GIVEN PROBLEM: Return a copy of each line that holds the string "change".

Excerpt from a dataset
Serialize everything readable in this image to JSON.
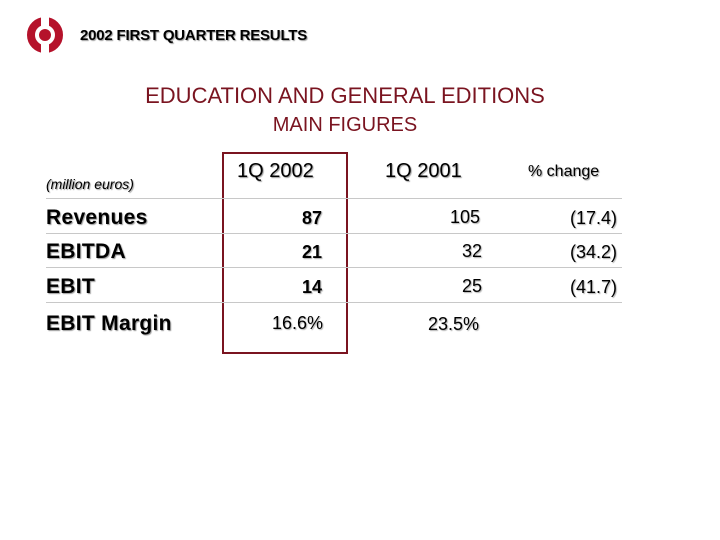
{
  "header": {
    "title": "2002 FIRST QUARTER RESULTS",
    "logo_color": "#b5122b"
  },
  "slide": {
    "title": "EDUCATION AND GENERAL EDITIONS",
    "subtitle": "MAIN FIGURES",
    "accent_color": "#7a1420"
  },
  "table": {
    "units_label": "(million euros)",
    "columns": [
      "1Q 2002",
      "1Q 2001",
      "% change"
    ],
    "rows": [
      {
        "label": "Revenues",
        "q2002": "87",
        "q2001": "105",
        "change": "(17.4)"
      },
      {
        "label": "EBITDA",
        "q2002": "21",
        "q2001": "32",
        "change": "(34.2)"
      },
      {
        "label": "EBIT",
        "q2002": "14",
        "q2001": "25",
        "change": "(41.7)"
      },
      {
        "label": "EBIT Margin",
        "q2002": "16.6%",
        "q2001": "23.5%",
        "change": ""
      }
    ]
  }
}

ANSWER TO THE PROBLEM:
      "% change"
        "change": "(17.4)"
        "change": "(34.2)"
        "change": "(41.7)"
        "change": ""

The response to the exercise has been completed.